AIM OF THE TASK: Search the material for the word "JSON" and report each line where it turns up.

SUPPLIED DATA:
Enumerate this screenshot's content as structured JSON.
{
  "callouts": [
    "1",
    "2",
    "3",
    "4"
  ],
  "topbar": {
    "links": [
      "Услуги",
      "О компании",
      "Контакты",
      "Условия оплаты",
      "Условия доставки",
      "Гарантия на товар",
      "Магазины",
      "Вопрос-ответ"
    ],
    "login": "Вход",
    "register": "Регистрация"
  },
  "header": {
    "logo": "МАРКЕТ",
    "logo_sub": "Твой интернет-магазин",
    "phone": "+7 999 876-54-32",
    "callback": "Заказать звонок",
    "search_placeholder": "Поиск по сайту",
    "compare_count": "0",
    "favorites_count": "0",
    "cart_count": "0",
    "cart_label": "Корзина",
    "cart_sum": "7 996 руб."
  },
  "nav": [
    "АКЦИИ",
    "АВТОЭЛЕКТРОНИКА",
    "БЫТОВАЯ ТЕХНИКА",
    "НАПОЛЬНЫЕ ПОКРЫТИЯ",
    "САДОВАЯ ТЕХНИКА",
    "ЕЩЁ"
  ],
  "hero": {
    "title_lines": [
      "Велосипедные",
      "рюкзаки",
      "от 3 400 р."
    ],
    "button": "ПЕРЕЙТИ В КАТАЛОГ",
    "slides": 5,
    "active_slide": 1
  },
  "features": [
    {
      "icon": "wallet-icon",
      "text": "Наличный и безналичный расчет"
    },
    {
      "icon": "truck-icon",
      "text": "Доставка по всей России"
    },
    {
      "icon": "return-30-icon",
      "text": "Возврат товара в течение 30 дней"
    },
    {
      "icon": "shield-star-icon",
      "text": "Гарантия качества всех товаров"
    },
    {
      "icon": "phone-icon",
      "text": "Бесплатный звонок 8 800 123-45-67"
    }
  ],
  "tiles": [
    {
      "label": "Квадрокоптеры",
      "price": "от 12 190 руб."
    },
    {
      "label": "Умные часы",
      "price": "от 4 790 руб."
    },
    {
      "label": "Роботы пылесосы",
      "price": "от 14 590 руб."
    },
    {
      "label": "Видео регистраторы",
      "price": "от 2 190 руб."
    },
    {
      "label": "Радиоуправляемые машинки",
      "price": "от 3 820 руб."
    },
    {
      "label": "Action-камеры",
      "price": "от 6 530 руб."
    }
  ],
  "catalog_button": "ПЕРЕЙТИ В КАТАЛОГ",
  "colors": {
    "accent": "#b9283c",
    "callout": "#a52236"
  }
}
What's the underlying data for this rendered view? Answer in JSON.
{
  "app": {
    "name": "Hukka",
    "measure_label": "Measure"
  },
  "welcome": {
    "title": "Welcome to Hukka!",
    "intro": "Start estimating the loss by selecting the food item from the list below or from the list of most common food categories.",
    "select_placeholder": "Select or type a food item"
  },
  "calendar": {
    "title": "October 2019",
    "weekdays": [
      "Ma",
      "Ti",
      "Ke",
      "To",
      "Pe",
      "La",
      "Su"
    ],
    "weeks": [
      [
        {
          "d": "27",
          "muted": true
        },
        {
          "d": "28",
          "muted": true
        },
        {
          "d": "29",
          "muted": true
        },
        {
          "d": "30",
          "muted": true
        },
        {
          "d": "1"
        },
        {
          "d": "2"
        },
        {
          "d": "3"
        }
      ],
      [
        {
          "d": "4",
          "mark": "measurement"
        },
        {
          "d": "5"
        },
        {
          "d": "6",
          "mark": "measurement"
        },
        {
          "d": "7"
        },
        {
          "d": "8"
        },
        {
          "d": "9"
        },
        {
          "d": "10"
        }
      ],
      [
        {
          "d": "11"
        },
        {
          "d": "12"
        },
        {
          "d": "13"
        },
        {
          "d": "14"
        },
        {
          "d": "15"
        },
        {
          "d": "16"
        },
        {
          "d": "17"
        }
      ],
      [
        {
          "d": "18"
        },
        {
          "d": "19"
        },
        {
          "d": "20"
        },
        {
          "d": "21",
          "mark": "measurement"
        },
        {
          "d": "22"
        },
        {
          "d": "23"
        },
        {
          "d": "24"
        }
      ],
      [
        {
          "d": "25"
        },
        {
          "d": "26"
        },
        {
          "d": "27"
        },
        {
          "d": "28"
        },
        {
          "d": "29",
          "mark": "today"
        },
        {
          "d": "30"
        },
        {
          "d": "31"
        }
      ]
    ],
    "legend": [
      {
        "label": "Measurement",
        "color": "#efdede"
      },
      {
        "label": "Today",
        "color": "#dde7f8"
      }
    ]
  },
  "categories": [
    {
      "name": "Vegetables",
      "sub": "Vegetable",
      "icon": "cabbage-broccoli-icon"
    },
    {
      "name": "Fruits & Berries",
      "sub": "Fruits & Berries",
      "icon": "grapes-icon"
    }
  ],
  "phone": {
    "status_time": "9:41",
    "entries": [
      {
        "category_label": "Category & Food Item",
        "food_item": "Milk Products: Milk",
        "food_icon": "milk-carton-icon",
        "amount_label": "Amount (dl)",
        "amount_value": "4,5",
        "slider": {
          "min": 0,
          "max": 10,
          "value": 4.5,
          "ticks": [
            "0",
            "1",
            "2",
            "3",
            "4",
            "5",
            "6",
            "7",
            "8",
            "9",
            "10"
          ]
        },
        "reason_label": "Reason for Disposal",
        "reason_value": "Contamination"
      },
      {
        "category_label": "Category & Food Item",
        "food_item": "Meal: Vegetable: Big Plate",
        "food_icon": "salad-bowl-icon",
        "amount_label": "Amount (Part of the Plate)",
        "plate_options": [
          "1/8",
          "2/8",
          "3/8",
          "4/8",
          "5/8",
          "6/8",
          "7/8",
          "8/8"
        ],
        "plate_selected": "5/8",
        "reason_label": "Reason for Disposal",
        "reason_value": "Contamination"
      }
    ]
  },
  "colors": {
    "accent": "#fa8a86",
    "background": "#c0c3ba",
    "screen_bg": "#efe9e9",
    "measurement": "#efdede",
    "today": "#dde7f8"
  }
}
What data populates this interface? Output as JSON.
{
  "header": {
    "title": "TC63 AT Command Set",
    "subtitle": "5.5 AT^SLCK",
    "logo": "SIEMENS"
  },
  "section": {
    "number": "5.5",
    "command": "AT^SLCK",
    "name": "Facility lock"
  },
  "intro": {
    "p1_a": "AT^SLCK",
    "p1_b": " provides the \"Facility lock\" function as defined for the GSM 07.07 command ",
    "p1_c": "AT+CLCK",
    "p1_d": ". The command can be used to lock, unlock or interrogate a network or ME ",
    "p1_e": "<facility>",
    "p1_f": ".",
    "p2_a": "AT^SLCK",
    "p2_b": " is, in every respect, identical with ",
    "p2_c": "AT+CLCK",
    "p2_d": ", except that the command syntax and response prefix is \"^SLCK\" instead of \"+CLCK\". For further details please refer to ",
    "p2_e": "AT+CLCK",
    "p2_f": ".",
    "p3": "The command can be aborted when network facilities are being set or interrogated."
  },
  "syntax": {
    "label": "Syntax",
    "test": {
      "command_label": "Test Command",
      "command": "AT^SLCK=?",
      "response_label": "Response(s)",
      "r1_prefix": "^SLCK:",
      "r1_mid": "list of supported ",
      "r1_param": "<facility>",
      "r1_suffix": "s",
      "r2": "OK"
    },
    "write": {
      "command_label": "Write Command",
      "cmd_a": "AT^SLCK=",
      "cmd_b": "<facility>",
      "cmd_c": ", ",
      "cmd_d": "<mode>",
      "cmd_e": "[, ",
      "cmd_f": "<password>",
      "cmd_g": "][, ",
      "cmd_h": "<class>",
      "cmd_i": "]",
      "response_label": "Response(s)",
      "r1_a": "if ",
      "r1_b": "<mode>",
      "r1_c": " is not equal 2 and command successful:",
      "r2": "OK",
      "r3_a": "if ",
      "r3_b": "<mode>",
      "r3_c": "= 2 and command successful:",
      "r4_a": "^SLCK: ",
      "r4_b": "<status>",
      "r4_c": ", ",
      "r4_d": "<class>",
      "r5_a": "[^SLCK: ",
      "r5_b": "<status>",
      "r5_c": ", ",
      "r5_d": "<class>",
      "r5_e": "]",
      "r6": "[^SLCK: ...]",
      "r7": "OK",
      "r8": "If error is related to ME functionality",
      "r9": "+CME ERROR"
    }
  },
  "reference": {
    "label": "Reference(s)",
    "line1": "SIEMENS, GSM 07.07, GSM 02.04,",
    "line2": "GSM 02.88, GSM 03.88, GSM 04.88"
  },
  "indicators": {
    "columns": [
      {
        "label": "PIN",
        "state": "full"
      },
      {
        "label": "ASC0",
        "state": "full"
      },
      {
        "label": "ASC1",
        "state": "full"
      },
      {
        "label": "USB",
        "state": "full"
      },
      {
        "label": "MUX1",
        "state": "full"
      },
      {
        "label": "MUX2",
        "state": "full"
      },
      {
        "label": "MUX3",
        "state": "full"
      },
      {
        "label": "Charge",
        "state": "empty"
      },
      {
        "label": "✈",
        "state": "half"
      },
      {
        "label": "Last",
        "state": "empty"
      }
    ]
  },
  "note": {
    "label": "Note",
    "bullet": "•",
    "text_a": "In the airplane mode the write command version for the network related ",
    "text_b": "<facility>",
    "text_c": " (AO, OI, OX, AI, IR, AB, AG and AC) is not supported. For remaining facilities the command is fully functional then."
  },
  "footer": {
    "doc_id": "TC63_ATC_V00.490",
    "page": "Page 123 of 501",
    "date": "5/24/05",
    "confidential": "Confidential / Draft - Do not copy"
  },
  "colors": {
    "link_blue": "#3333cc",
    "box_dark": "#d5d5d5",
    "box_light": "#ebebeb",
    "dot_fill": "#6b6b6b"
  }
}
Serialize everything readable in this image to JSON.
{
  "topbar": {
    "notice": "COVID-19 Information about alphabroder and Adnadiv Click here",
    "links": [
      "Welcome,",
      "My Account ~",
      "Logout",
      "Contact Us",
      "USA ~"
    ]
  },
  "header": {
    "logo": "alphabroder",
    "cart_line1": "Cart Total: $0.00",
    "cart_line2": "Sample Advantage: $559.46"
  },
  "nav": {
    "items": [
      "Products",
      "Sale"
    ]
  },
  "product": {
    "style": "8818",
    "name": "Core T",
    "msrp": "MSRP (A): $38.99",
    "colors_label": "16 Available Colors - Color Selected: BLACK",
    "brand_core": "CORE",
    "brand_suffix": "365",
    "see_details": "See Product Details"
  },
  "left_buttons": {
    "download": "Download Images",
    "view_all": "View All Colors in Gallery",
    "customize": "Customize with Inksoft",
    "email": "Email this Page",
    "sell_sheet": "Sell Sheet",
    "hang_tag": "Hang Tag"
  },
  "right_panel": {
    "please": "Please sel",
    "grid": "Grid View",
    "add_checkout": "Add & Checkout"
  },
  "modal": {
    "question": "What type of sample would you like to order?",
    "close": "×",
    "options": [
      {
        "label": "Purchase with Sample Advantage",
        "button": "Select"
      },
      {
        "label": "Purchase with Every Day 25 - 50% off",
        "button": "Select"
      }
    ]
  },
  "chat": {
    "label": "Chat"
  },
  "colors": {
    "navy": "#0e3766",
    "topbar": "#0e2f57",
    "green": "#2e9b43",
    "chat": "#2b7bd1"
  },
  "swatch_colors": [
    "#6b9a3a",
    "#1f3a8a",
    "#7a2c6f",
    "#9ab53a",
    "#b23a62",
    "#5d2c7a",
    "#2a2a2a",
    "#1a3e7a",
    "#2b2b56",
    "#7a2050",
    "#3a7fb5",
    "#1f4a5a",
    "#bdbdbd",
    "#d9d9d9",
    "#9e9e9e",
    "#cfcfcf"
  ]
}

WRITTEN SOLUTION:
Enumerate this screenshot's content as structured JSON.
What's the underlying data for this rendered view? Answer in JSON.
What data populates this interface? Output as JSON.
Serialize everything readable in this image to JSON.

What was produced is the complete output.